──────── Given data

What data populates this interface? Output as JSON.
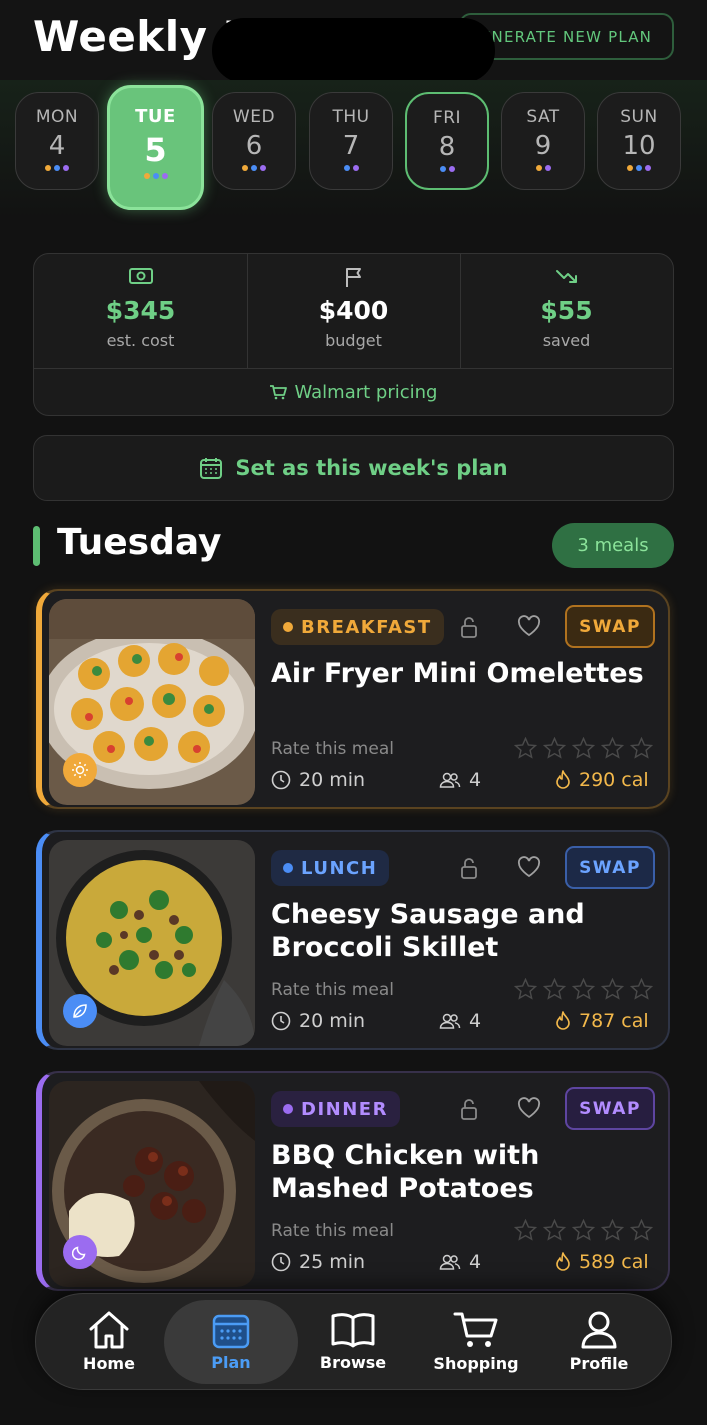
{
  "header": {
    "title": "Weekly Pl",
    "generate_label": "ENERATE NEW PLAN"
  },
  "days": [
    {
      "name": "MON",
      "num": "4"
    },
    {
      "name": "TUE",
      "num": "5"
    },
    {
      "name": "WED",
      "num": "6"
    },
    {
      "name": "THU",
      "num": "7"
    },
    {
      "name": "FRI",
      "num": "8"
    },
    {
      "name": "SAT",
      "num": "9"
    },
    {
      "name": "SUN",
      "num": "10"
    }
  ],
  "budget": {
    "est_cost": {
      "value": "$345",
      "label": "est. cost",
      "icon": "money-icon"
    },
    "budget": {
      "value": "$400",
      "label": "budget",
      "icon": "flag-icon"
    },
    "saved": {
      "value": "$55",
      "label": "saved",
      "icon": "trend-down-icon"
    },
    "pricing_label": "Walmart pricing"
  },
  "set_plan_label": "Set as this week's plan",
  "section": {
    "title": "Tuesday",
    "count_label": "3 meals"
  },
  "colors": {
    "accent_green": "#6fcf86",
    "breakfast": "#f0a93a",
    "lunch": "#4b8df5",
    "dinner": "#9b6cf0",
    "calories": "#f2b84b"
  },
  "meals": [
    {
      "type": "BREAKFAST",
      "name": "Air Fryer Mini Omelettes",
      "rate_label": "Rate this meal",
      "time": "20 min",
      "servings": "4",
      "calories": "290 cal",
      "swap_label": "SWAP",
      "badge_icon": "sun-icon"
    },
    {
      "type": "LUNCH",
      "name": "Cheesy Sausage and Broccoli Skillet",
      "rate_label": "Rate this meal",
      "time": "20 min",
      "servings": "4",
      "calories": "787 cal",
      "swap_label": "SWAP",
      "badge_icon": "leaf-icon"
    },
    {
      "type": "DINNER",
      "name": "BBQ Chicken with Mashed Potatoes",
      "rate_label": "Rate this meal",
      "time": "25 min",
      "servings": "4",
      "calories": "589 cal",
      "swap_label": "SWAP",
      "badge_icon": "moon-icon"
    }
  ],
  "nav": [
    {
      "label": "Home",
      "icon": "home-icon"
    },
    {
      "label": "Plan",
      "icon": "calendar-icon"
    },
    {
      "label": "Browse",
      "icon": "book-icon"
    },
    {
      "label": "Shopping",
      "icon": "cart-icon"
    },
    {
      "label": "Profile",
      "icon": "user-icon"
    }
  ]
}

────────────────
──────── Given data

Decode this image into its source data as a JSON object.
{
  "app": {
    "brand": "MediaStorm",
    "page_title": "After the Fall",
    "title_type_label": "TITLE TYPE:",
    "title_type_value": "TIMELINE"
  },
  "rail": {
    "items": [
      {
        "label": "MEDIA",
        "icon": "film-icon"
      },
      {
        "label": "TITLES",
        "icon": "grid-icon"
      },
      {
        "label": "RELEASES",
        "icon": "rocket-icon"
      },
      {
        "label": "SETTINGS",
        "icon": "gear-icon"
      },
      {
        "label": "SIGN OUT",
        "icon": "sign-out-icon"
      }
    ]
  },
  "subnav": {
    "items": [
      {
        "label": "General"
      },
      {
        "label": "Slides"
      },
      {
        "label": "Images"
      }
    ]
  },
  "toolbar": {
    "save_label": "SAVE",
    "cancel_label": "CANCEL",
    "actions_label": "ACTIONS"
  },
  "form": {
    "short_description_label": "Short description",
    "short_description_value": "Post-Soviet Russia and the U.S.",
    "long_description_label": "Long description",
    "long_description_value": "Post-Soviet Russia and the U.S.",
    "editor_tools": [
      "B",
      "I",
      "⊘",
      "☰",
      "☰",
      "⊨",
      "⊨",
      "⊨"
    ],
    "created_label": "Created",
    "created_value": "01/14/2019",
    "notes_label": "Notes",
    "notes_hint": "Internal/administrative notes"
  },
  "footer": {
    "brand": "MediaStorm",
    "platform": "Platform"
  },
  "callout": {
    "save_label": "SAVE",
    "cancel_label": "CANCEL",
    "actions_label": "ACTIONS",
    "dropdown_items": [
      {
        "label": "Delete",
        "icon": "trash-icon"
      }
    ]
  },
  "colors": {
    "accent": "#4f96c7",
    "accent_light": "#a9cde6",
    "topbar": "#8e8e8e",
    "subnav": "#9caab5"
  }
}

────────────────

▸ The task
How many lines of these entries contain the string "name"? Reply with the number alone.

▸ Right answer
10